(Collection entries)
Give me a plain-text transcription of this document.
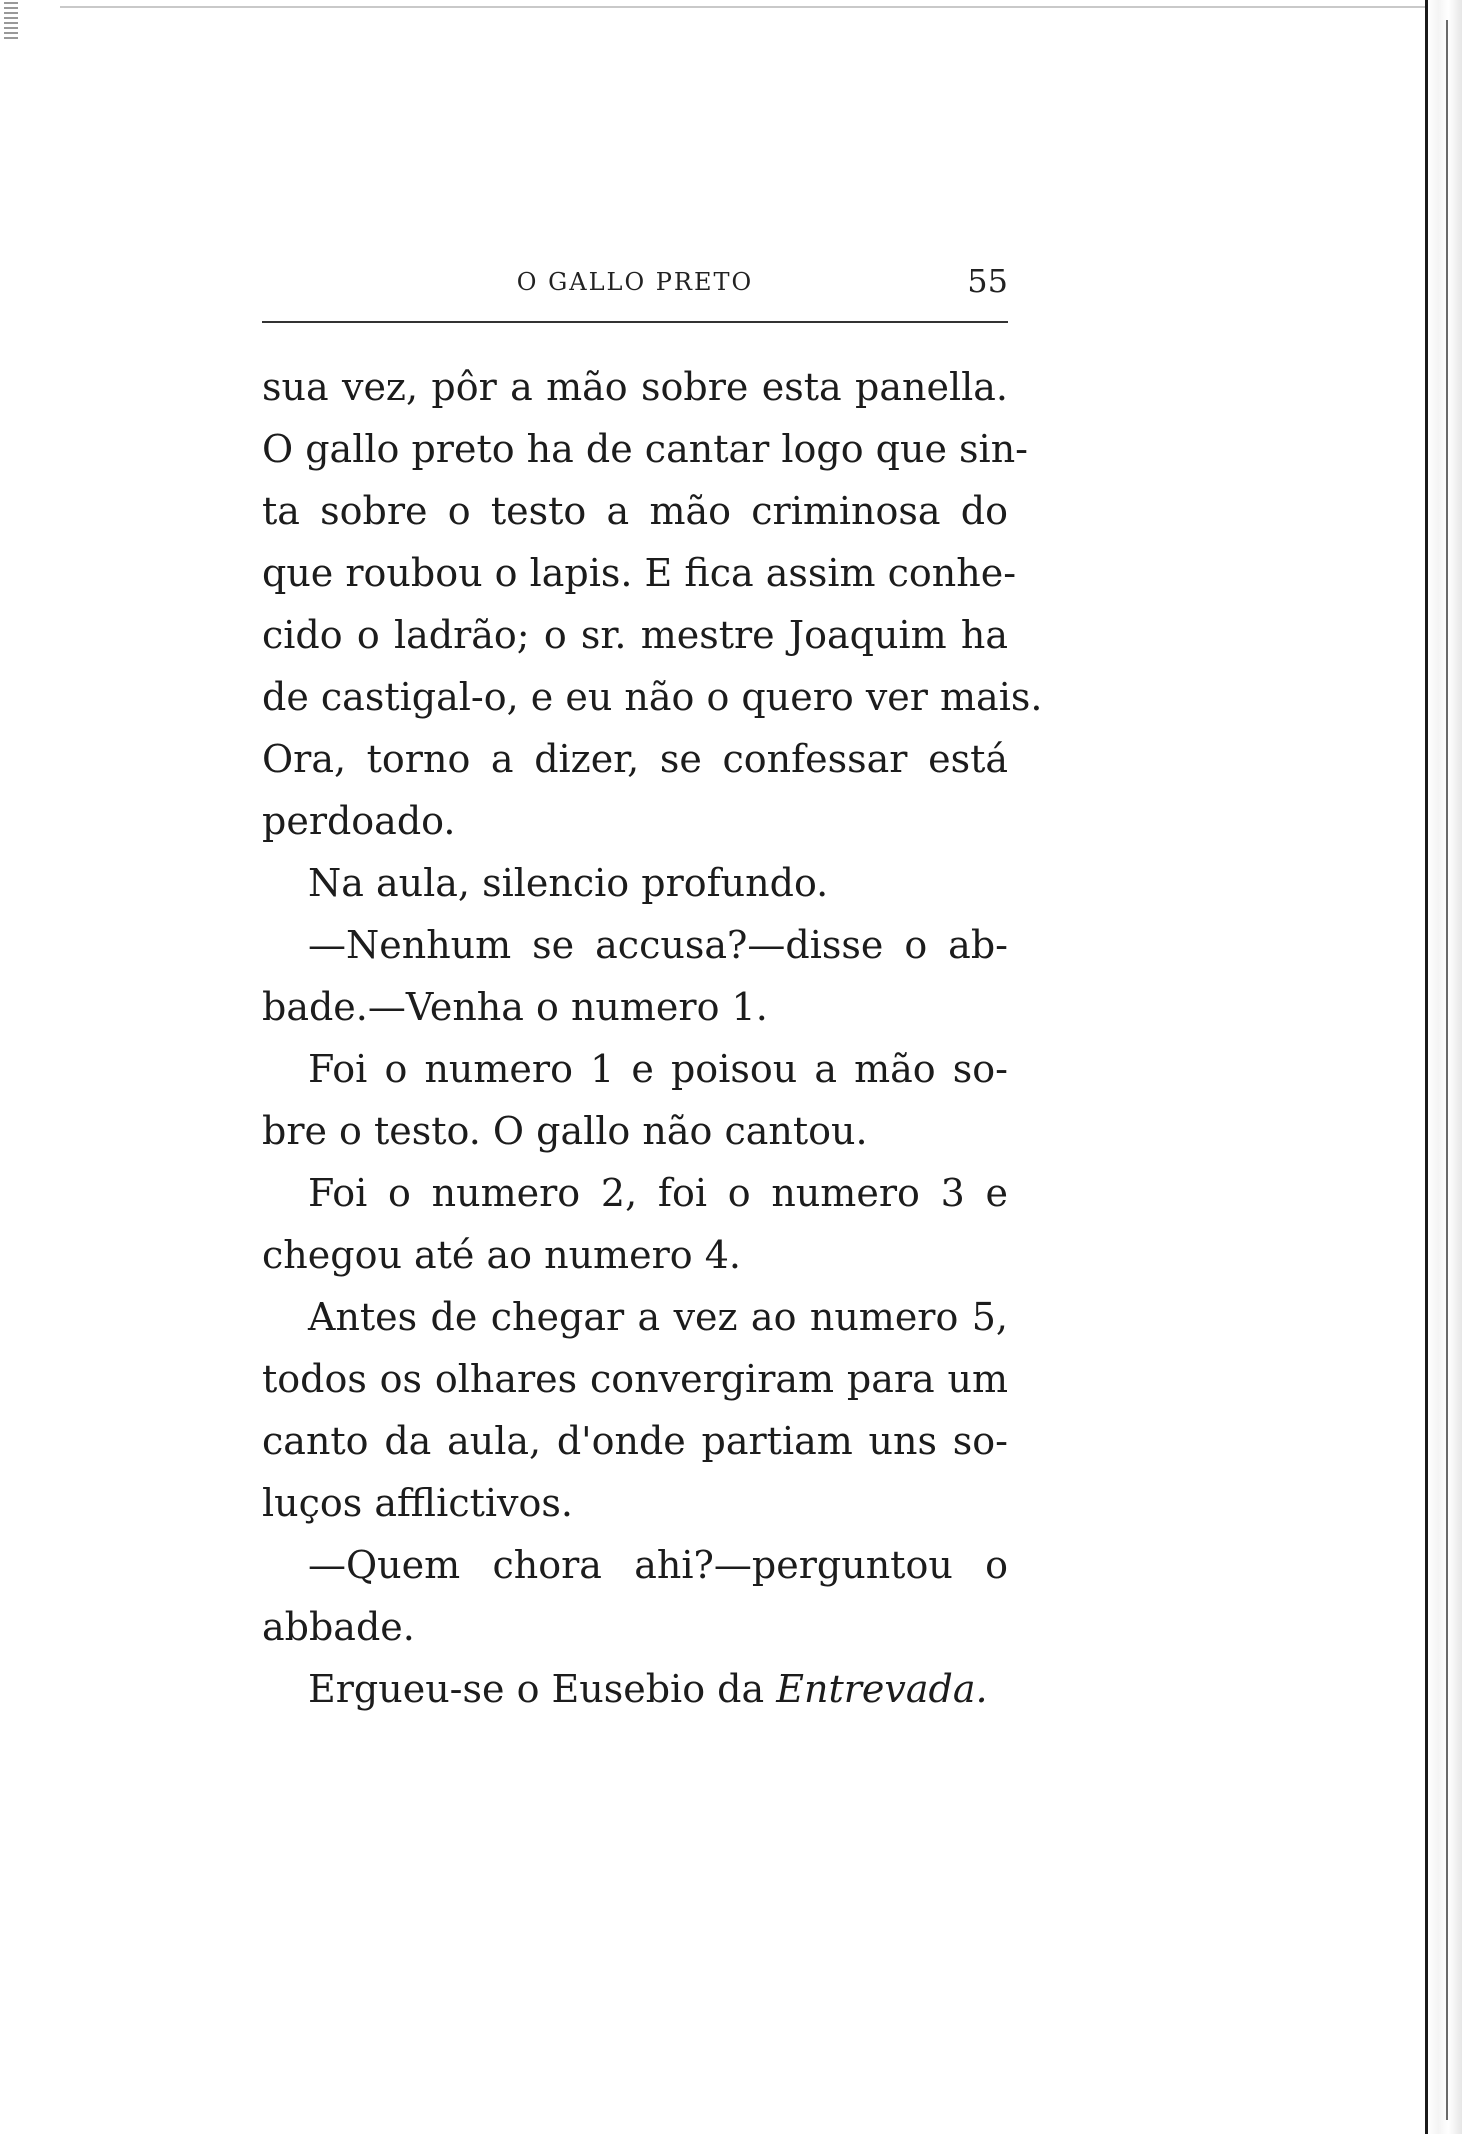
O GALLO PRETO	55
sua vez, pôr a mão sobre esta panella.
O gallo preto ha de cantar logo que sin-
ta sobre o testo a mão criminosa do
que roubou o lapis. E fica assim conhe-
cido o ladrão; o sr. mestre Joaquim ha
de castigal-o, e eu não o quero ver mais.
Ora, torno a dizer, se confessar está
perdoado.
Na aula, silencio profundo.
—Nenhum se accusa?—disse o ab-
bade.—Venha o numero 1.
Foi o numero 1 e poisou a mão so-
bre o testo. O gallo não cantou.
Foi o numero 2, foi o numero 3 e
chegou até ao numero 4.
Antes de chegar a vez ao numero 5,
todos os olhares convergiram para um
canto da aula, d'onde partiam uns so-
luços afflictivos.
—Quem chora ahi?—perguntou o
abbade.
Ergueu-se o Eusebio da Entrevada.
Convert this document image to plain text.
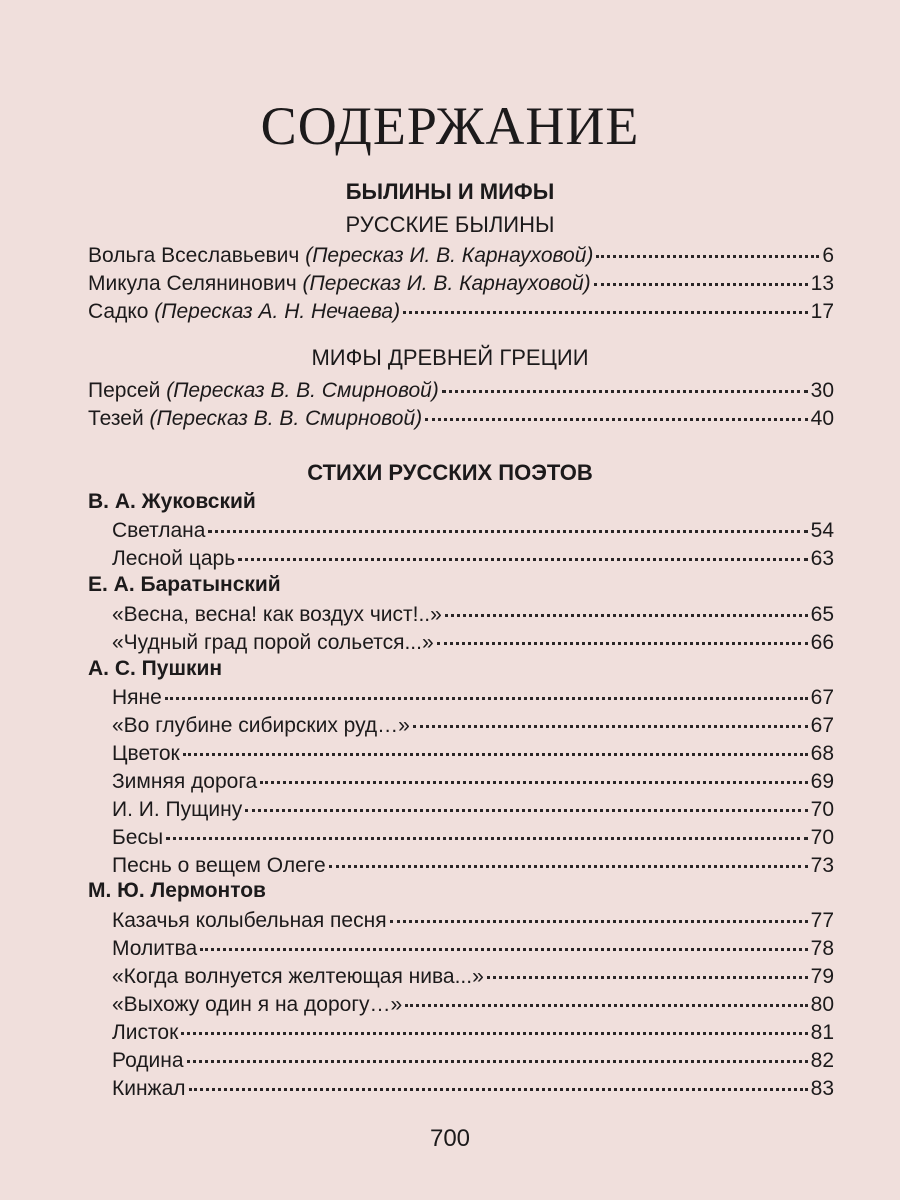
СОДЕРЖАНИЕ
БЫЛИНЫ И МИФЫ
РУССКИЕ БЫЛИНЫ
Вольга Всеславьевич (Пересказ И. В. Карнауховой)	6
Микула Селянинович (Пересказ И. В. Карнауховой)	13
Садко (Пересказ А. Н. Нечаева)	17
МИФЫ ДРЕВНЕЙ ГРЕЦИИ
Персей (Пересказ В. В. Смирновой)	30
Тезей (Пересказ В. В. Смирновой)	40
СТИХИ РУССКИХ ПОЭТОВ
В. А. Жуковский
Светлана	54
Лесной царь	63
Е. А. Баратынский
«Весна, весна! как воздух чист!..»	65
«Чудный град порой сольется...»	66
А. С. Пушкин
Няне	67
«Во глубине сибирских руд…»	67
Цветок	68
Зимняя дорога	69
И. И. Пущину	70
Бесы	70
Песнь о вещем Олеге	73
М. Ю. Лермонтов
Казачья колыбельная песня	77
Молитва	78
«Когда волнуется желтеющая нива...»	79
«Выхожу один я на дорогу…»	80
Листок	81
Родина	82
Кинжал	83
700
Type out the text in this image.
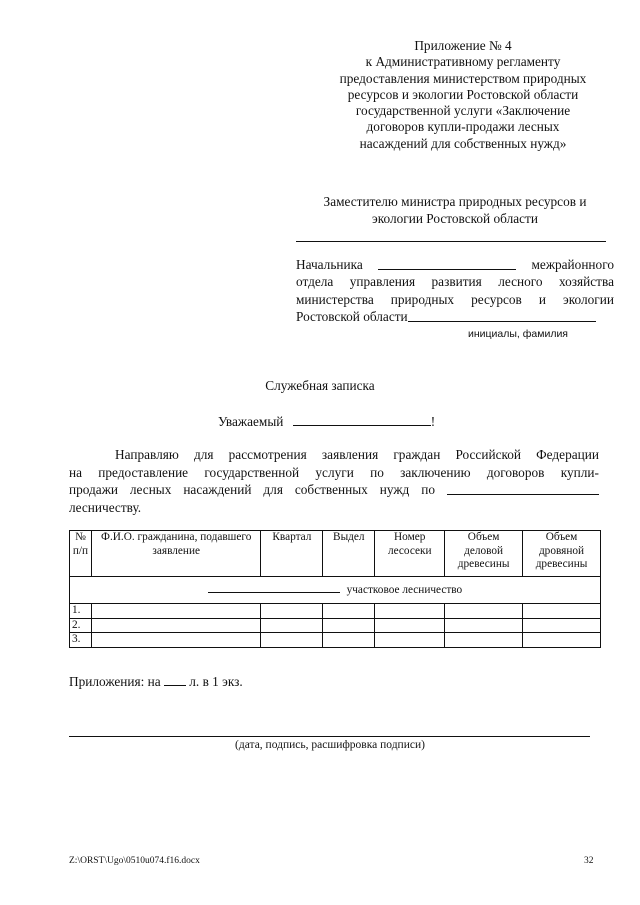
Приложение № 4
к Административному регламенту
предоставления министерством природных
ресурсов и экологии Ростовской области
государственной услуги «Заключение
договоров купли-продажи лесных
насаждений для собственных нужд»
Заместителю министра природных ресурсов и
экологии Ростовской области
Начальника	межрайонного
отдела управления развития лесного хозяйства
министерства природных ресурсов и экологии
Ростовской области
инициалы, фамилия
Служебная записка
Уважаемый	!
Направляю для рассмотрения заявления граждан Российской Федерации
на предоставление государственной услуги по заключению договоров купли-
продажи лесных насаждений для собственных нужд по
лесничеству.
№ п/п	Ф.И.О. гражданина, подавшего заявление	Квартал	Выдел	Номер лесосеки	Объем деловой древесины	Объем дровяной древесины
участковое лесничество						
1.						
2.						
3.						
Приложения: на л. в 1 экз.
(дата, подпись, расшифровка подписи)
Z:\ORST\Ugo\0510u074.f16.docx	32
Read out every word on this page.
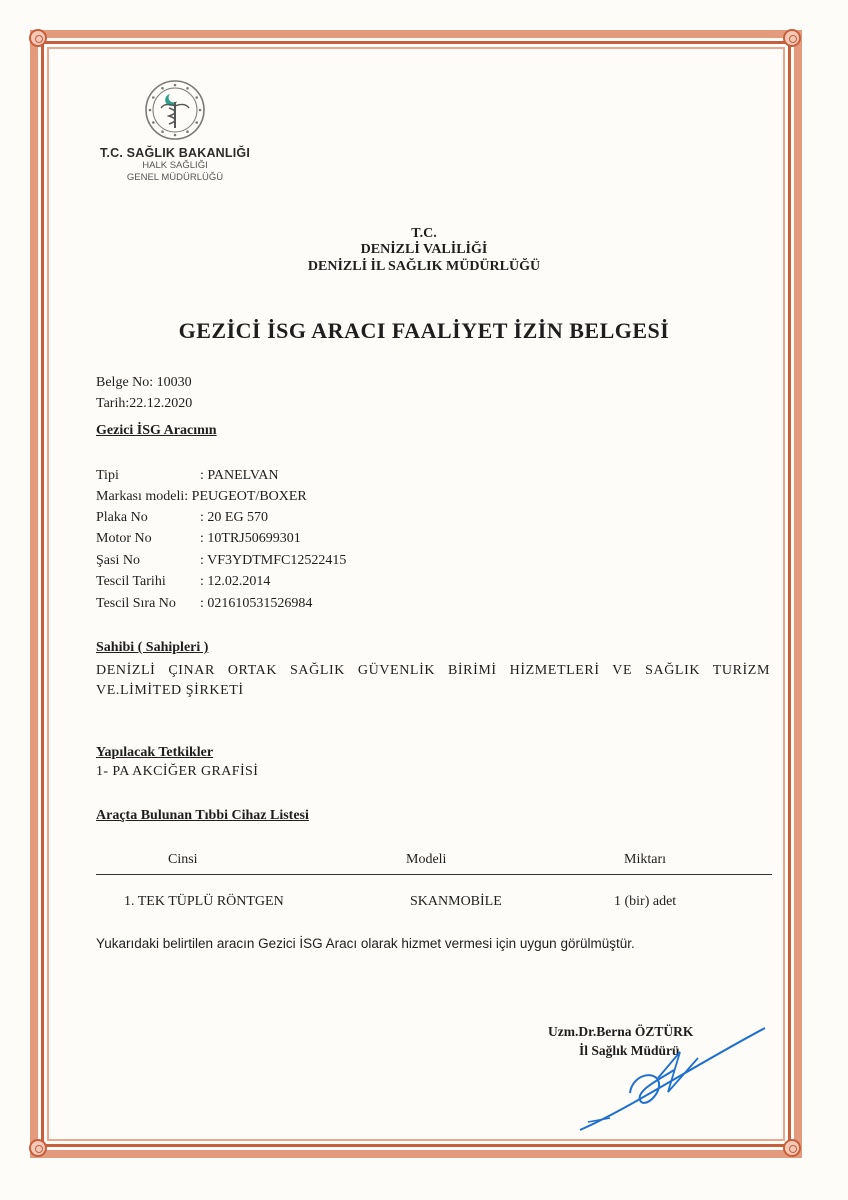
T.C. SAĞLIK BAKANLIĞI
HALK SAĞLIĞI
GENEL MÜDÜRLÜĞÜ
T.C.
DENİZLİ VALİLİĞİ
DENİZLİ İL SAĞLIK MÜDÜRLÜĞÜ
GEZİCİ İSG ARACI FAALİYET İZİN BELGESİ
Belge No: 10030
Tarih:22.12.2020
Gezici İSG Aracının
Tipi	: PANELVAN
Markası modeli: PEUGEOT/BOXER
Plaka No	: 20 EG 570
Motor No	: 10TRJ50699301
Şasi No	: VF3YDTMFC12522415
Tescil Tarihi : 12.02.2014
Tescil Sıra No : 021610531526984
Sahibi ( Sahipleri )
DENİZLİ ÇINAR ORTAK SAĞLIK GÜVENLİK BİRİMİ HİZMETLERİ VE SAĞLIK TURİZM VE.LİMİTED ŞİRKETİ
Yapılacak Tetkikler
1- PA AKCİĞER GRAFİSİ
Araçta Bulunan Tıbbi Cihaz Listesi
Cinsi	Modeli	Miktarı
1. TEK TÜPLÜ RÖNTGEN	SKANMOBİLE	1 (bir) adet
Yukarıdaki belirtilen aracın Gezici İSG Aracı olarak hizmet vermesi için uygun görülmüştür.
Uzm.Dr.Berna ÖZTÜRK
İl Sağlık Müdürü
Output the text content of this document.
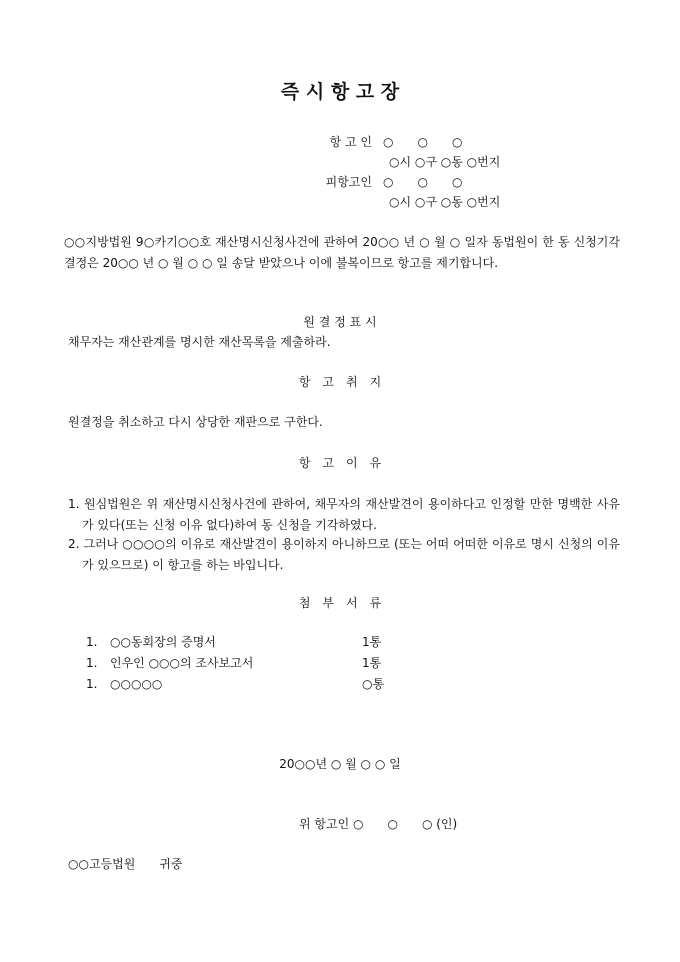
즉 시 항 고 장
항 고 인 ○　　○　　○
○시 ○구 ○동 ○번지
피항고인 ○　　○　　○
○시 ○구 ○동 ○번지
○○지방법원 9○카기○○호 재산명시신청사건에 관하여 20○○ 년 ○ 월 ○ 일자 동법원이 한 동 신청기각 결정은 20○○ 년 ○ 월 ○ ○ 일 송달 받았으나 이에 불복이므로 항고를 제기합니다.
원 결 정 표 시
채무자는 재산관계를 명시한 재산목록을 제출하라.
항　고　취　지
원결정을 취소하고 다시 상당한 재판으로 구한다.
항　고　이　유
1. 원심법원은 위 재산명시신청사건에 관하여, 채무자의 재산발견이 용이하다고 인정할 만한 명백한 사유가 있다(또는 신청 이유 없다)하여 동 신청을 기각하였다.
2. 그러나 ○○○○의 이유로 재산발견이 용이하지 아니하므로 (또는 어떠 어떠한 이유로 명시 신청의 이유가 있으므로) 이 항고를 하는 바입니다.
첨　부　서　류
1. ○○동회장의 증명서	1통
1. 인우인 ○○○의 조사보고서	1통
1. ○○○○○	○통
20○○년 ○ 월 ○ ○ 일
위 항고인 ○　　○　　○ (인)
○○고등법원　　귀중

■ Problem statement ■
What is the number of lines in the data that hold the word "нужд"? Reply with that number and nothing else.

■ Written response ■
2